**MATERIAL PROVIDED**
-=-=-=-=-

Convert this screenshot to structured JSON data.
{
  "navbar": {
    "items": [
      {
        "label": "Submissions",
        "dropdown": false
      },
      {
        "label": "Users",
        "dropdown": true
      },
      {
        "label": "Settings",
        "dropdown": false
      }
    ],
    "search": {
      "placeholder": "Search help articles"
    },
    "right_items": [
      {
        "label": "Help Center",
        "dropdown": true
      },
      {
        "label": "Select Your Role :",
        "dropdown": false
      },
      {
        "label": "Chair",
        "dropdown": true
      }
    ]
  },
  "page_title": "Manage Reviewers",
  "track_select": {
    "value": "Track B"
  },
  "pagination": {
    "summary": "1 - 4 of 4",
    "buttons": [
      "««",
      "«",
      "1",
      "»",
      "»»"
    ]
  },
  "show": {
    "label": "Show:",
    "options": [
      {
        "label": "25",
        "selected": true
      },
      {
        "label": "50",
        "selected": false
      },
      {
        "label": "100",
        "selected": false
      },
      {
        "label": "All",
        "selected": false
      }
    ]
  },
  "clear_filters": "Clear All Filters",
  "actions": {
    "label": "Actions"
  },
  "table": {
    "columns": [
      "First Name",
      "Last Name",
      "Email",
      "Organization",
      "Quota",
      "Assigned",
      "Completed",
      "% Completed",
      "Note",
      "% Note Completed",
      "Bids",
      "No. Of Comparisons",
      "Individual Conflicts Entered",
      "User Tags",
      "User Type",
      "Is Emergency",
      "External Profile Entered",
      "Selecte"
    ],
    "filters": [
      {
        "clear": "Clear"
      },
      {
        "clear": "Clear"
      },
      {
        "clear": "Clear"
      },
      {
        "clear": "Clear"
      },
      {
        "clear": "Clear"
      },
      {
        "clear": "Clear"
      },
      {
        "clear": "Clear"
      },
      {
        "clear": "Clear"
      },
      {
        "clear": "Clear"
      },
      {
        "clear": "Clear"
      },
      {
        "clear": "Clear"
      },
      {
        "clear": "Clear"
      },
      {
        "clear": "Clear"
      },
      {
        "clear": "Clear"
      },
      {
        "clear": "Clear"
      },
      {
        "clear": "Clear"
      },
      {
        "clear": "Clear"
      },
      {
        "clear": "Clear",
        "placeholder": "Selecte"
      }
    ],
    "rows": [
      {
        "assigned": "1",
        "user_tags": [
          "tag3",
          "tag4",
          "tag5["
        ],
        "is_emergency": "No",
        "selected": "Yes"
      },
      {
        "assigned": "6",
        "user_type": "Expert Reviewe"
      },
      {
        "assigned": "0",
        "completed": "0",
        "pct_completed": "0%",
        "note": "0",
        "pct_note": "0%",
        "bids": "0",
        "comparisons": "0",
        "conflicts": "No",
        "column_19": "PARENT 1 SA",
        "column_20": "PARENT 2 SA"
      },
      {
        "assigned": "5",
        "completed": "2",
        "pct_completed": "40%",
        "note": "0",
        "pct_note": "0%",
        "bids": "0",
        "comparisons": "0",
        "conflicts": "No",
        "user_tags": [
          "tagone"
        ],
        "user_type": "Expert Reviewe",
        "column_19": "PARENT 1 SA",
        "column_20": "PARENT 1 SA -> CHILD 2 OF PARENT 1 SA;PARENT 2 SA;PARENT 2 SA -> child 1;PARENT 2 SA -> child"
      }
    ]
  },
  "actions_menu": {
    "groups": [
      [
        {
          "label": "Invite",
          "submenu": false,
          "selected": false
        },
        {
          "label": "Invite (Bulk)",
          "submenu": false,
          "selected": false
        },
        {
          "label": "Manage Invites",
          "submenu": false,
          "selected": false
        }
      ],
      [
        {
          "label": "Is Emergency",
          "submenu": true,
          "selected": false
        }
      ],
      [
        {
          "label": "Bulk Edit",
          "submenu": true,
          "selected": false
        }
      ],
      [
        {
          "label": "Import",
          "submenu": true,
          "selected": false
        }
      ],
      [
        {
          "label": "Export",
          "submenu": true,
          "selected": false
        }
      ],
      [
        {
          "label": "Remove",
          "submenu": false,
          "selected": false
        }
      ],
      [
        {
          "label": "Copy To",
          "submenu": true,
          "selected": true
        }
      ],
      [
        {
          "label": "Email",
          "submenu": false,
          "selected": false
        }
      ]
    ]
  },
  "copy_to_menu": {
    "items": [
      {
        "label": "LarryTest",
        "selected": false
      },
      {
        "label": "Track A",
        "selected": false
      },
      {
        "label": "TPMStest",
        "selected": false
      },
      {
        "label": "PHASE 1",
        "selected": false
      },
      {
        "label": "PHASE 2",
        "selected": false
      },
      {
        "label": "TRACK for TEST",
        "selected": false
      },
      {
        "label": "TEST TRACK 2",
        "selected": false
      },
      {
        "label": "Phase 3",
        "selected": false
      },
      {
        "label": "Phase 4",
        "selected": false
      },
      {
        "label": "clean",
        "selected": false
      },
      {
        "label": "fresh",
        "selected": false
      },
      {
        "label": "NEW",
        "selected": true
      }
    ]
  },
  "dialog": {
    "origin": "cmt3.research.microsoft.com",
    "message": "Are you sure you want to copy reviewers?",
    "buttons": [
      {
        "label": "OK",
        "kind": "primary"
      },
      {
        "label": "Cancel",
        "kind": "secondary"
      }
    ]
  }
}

-=-=-=-=-

**WORK TO COMPLETE**
Can you reproduce all the material exactly?

**COMPLETE OUTPUT**
Convert this screenshot to structured JSON data.
{
  "navbar": {
    "items": [
      {
        "label": "Submissions",
        "dropdown": false
      },
      {
        "label": "Users",
        "dropdown": true
      },
      {
        "label": "Settings",
        "dropdown": false
      }
    ],
    "search": {
      "placeholder": "Search help articles"
    },
    "right_items": [
      {
        "label": "Help Center",
        "dropdown": true
      },
      {
        "label": "Select Your Role :",
        "dropdown": false
      },
      {
        "label": "Chair",
        "dropdown": true
      }
    ]
  },
  "page_title": "Manage Reviewers",
  "track_select": {
    "value": "Track B"
  },
  "pagination": {
    "summary": "1 - 4 of 4",
    "buttons": [
      "««",
      "«",
      "1",
      "»",
      "»»"
    ]
  },
  "show": {
    "label": "Show:",
    "options": [
      {
        "label": "25",
        "selected": true
      },
      {
        "label": "50",
        "selected": false
      },
      {
        "label": "100",
        "selected": false
      },
      {
        "label": "All",
        "selected": false
      }
    ]
  },
  "clear_filters": "Clear All Filters",
  "actions": {
    "label": "Actions"
  },
  "table": {
    "columns": [
      "First Name",
      "Last Name",
      "Email",
      "Organization",
      "Quota",
      "Assigned",
      "Completed",
      "% Completed",
      "Note",
      "% Note Completed",
      "Bids",
      "No. Of Comparisons",
      "Individual Conflicts Entered",
      "User Tags",
      "User Type",
      "Is Emergency",
      "External Profile Entered",
      "Selecte"
    ],
    "filters": [
      {
        "clear": "Clear"
      },
      {
        "clear": "Clear"
      },
      {
        "clear": "Clear"
      },
      {
        "clear": "Clear"
      },
      {
        "clear": "Clear"
      },
      {
        "clear": "Clear"
      },
      {
        "clear": "Clear"
      },
      {
        "clear": "Clear"
      },
      {
        "clear": "Clear"
      },
      {
        "clear": "Clear"
      },
      {
        "clear": "Clear"
      },
      {
        "clear": "Clear"
      },
      {
        "clear": "Clear"
      },
      {
        "clear": "Clear"
      },
      {
        "clear": "Clear"
      },
      {
        "clear": "Clear"
      },
      {
        "clear": "Clear"
      },
      {
        "clear": "Clear",
        "placeholder": "Selecte"
      }
    ],
    "rows": [
      {
        "assigned": "1",
        "user_tags": [
          "tag3",
          "tag4",
          "tag5["
        ],
        "is_emergency": "No",
        "selected": "Yes"
      },
      {
        "assigned": "6",
        "user_type": "Expert Reviewe"
      },
      {
        "assigned": "0",
        "completed": "0",
        "pct_completed": "0%",
        "note": "0",
        "pct_note": "0%",
        "bids": "0",
        "comparisons": "0",
        "conflicts": "No",
        "column_19": "PARENT 1 SA",
        "column_20": "PARENT 2 SA"
      },
      {
        "assigned": "5",
        "completed": "2",
        "pct_completed": "40%",
        "note": "0",
        "pct_note": "0%",
        "bids": "0",
        "comparisons": "0",
        "conflicts": "No",
        "user_tags": [
          "tagone"
        ],
        "user_type": "Expert Reviewe",
        "column_19": "PARENT 1 SA",
        "column_20": "PARENT 1 SA -> CHILD 2 OF PARENT 1 SA;PARENT 2 SA;PARENT 2 SA -> child 1;PARENT 2 SA -> child"
      }
    ]
  },
  "actions_menu": {
    "groups": [
      [
        {
          "label": "Invite",
          "submenu": false,
          "selected": false
        },
        {
          "label": "Invite (Bulk)",
          "submenu": false,
          "selected": false
        },
        {
          "label": "Manage Invites",
          "submenu": false,
          "selected": false
        }
      ],
      [
        {
          "label": "Is Emergency",
          "submenu": true,
          "selected": false
        }
      ],
      [
        {
          "label": "Bulk Edit",
          "submenu": true,
          "selected": false
        }
      ],
      [
        {
          "label": "Import",
          "submenu": true,
          "selected": false
        }
      ],
      [
        {
          "label": "Export",
          "submenu": true,
          "selected": false
        }
      ],
      [
        {
          "label": "Remove",
          "submenu": false,
          "selected": false
        }
      ],
      [
        {
          "label": "Copy To",
          "submenu": true,
          "selected": true
        }
      ],
      [
        {
          "label": "Email",
          "submenu": false,
          "selected": false
        }
      ]
    ]
  },
  "copy_to_menu": {
    "items": [
      {
        "label": "LarryTest",
        "selected": false
      },
      {
        "label": "Track A",
        "selected": false
      },
      {
        "label": "TPMStest",
        "selected": false
      },
      {
        "label": "PHASE 1",
        "selected": false
      },
      {
        "label": "PHASE 2",
        "selected": false
      },
      {
        "label": "TRACK for TEST",
        "selected": false
      },
      {
        "label": "TEST TRACK 2",
        "selected": false
      },
      {
        "label": "Phase 3",
        "selected": false
      },
      {
        "label": "Phase 4",
        "selected": false
      },
      {
        "label": "clean",
        "selected": false
      },
      {
        "label": "fresh",
        "selected": false
      },
      {
        "label": "NEW",
        "selected": true
      }
    ]
  },
  "dialog": {
    "origin": "cmt3.research.microsoft.com",
    "message": "Are you sure you want to copy reviewers?",
    "buttons": [
      {
        "label": "OK",
        "kind": "primary"
      },
      {
        "label": "Cancel",
        "kind": "secondary"
      }
    ]
  }
}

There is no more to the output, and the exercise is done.